▶ TEXTO DE LA PÁGINA

○ ○ ○

Seguimos en ruta fluvial hacia la famosa zona de viñedos del Rin. Todos escalonados y plantados inverosímilmente en laderas de hasta 45 grados de inclinación. La plantación, poda y recogida se hace por medio de un artefacto tirado por un cable a motor, sujeto a una plataforma en una camioneta. Sube y baja con un viticultor entre cepas. Cuando acaba con una fila, sube a la camioneta, la mueve un par de metros, y vuelve a subirse a este montacargas monoplaza y vuelta a bajar y subir.
De la preciosa y pequeña Rüdesheim, hecha para guiris, disfrutamos de la navegación por el valle de Loreley, con su cuentito de hadas para navegantes. Pero los castillos magníficos que hay en sus riberas hacen que nos pasmemos y los fotografiemos sin parar. Es una recreación histórica, viendo castillos de diez siglos de antigüedad, que respondían a varios reyes y siempre terminaban en manos del arzobispo de Maguncia, (No Mangancia, ojo). Ahora muchos son propiedad privada. Hay uno muy curioso junto al río: si no pagabas el peaje de tu barco, te metían en sus mazmorras. Cuando el Rin crecía, tenías todas las cartas para ahogarte si seguías sin abonar el impuesto de circulación por el río.

○ ○ ○

▶ INSTRUCCIONES DE TRABAJO
1. Devuelve sin cambios el fragmento del texto sobre el viaje por el Rin que empieza con las palabras "De la preciosa" y acaba con "por el río.".
2. De las filas de abajo, vuelve a escribir tal cual la parte que empieza con la línea que contiene "table-row[interactable]: KSYCC30.48≤ 13733)" y termina con la línea que contiene "tool-filter-button[interactable] [760, 268, 786, 292]", incluidas las dos.

▶ ENTRADAS FACILITADAS
○ ○ ○

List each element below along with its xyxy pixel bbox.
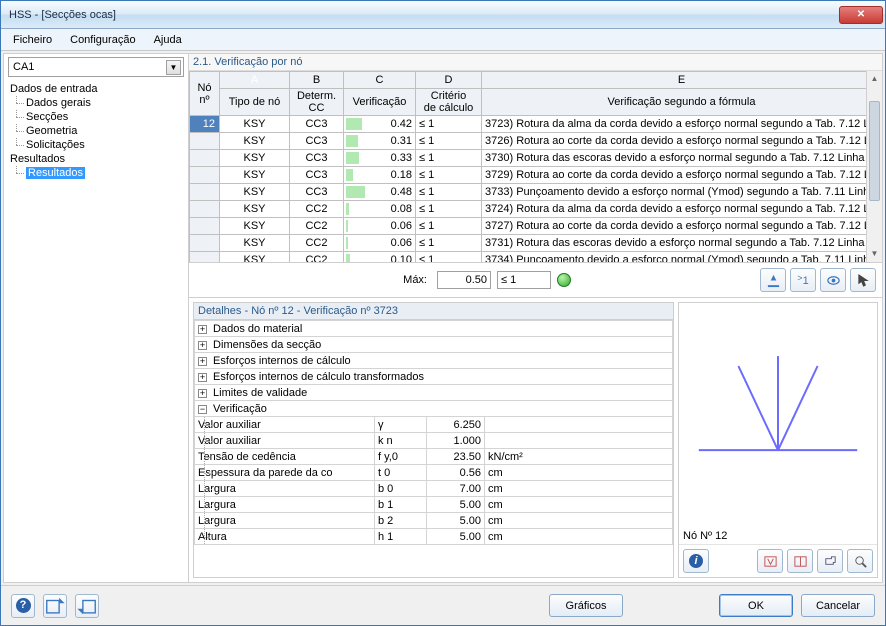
table-row[interactable]: KSYCC30.48≤ 13733) Punçoamento devido a … [190, 184, 882, 201]
table-row[interactable]: KSYCC20.06≤ 13727) Rotura ao corte da co… [190, 218, 882, 235]
tool-view-button[interactable] [820, 268, 846, 292]
tool-filter-button[interactable] [760, 268, 786, 292]
table-row[interactable]: KSYCC30.31≤ 13726) Rotura ao corte da co… [190, 133, 882, 150]
detail-category[interactable]: − Verificação [195, 401, 673, 417]
results-grid-wrap: Nó nº A B C D E Tipo de nó Determ. CC Ve… [189, 71, 882, 263]
detail-category[interactable]: + Limites de validade [195, 385, 673, 401]
preview-canvas [679, 303, 877, 528]
col-letter-a[interactable]: A [220, 72, 290, 89]
table-row[interactable]: KSYCC20.06≤ 13731) Rotura das escoras de… [190, 235, 882, 252]
tree-item[interactable]: Resultados [8, 166, 188, 180]
case-combo-value: CA1 [13, 61, 34, 73]
detail-row[interactable]: Largurab 15.00cm [195, 497, 673, 513]
menu-help[interactable]: Ajuda [146, 32, 190, 48]
col-crit[interactable]: Critério de cálculo [416, 89, 482, 116]
detail-category[interactable]: + Esforços internos de cálculo [195, 353, 673, 369]
expand-icon[interactable]: + [198, 325, 207, 334]
preview-tool-2[interactable] [787, 549, 813, 573]
expand-icon[interactable]: + [198, 373, 207, 382]
detail-row[interactable]: Largurab 25.00cm [195, 513, 673, 529]
preview-panel: Nó Nº 12 i [678, 302, 878, 578]
detail-row[interactable]: Largurab 07.00cm [195, 481, 673, 497]
expand-icon[interactable]: + [198, 341, 207, 350]
menubar: Ficheiro Configuração Ajuda [1, 29, 885, 51]
col-letter-b[interactable]: B [290, 72, 344, 89]
section-title: 2.1. Verificação por nó [189, 54, 882, 71]
preview-label: Nó Nº 12 [679, 528, 877, 544]
details-table[interactable]: + Dados do material+ Dimensões da secção… [194, 320, 673, 545]
col-verif[interactable]: Verificação [344, 89, 416, 116]
tree-item[interactable]: Solicitações [8, 138, 188, 152]
node-diagram-icon [679, 303, 877, 528]
close-button[interactable]: ✕ [839, 6, 883, 24]
col-letter-c[interactable]: C [344, 72, 416, 89]
details-title: Detalhes - Nó nº 12 - Verificação nº 372… [194, 303, 673, 320]
detail-category[interactable]: + Dados do material [195, 321, 673, 337]
client-area: CA1 ▼ Dados de entrada Dados geraisSecçõ… [3, 53, 883, 583]
detail-row[interactable]: Valor auxiliark n1.000 [195, 433, 673, 449]
detail-row[interactable]: Tensão de cedênciaf y,023.50kN/cm² [195, 449, 673, 465]
footer: ? Gráficos OK Cancelar [1, 585, 885, 625]
scroll-thumb[interactable] [869, 101, 880, 201]
tree-item[interactable]: Dados gerais [8, 96, 188, 110]
left-panel: CA1 ▼ Dados de entrada Dados geraisSecçõ… [4, 54, 189, 582]
results-grid[interactable]: Nó nº A B C D E Tipo de nó Determ. CC Ve… [189, 71, 882, 263]
table-row[interactable]: 12KSYCC30.42≤ 13723) Rotura da alma da c… [190, 116, 882, 133]
cancel-button[interactable]: Cancelar [801, 594, 875, 617]
lower-pane: Detalhes - Nó nº 12 - Verificação nº 372… [189, 298, 882, 582]
col-letter-d[interactable]: D [416, 72, 482, 89]
expand-icon[interactable]: + [198, 357, 207, 366]
export-button[interactable] [75, 594, 99, 618]
detail-row[interactable]: Alturah 15.00cm [195, 529, 673, 545]
detail-category[interactable]: + Dimensões da secção [195, 337, 673, 353]
info-button[interactable]: i [683, 549, 709, 573]
nav-tree[interactable]: Dados de entrada Dados geraisSecçõesGeom… [4, 80, 188, 582]
tool-sort-button[interactable]: >1 [790, 268, 816, 292]
max-value-input[interactable] [437, 271, 491, 289]
menu-config[interactable]: Configuração [62, 32, 143, 48]
detail-row[interactable]: Espessura da parede da cot 00.56cm [195, 465, 673, 481]
case-combo[interactable]: CA1 ▼ [8, 57, 184, 77]
graphics-button[interactable]: Gráficos [549, 594, 623, 617]
import-button[interactable] [43, 594, 67, 618]
help-button[interactable]: ? [11, 594, 35, 618]
preview-tool-1[interactable] [757, 549, 783, 573]
expand-icon[interactable]: + [198, 389, 207, 398]
max-crit: ≤ 1 [497, 271, 551, 289]
titlebar: HSS - [Secções ocas] ✕ [1, 1, 885, 29]
table-row[interactable]: KSYCC30.18≤ 13729) Rotura ao corte da co… [190, 167, 882, 184]
right-panel: 2.1. Verificação por nó Nó nº A B C D E [189, 54, 882, 582]
scroll-up-icon[interactable]: ▲ [867, 71, 882, 87]
ok-button[interactable]: OK [719, 594, 793, 617]
max-row: Máx: ≤ 1 >1 [189, 263, 882, 298]
window-title: HSS - [Secções ocas] [9, 9, 116, 21]
tree-node-results[interactable]: Resultados [8, 152, 188, 166]
detail-row[interactable]: Valor auxiliarγ6.250 [195, 417, 673, 433]
col-determ[interactable]: Determ. CC [290, 89, 344, 116]
status-ok-icon [557, 273, 571, 287]
chevron-down-icon: ▼ [166, 60, 181, 75]
tree-node-data[interactable]: Dados de entrada [8, 82, 188, 96]
app-window: HSS - [Secções ocas] ✕ Ficheiro Configur… [0, 0, 886, 626]
detail-category[interactable]: + Esforços internos de cálculo transform… [195, 369, 673, 385]
menu-file[interactable]: Ficheiro [5, 32, 60, 48]
table-row[interactable]: KSYCC30.33≤ 13730) Rotura das escoras de… [190, 150, 882, 167]
grid-scrollbar[interactable]: ▲ ▼ [866, 71, 882, 262]
max-label: Máx: [195, 274, 431, 286]
details-panel: Detalhes - Nó nº 12 - Verificação nº 372… [193, 302, 674, 578]
tool-pick-button[interactable] [850, 268, 876, 292]
tree-item[interactable]: Secções [8, 110, 188, 124]
col-letter-e[interactable]: E [482, 72, 882, 89]
preview-tool-3[interactable] [817, 549, 843, 573]
table-row[interactable]: KSYCC20.10≤ 13734) Punçoamento devido a … [190, 252, 882, 264]
collapse-icon[interactable]: − [198, 405, 207, 414]
scroll-down-icon[interactable]: ▼ [867, 246, 882, 262]
col-formula[interactable]: Verificação segundo a fórmula [482, 89, 882, 116]
tree-item[interactable]: Geometria [8, 124, 188, 138]
preview-tool-4[interactable] [847, 549, 873, 573]
table-row[interactable]: KSYCC20.08≤ 13724) Rotura da alma da cor… [190, 201, 882, 218]
col-node-no[interactable]: Nó nº [190, 72, 220, 116]
col-tipo[interactable]: Tipo de nó [220, 89, 290, 116]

○ ○ ○

▶ RESULTADOS EN ORDEN
1.
De la preciosa y pequeña Rüdesheim, hecha para guiris, disfrutamos de la navegación por el valle de Loreley, con su cuentito de hadas para navegantes. Pero los castillos magníficos que hay en sus riberas hacen que nos pasmemos y los fotografiemos sin parar. Es una recreación histórica, viendo castillos de diez siglos de antigüedad, que respondían a varios reyes y siempre terminaban en manos del arzobispo de Maguncia, (No Mangancia, ojo). Ahora muchos son propiedad privada. Hay uno muy curioso junto al río: si no pagabas el peaje de tu barco, te metían en sus mazmorras. Cuando el Rin crecía, tenías todas las cartas para ahogarte si seguías sin abonar el impuesto de circulación por el río.

2.
table-row[interactable]: KSYCC30.48≤ 13733) Punçoamento devido a … [190, 184, 882, 201]
table-row[interactable]: KSYCC20.06≤ 13727) Rotura ao corte da co… [190, 218, 882, 235]
tool-view-button[interactable] [820, 268, 846, 292]
tool-filter-button[interactable] [760, 268, 786, 292]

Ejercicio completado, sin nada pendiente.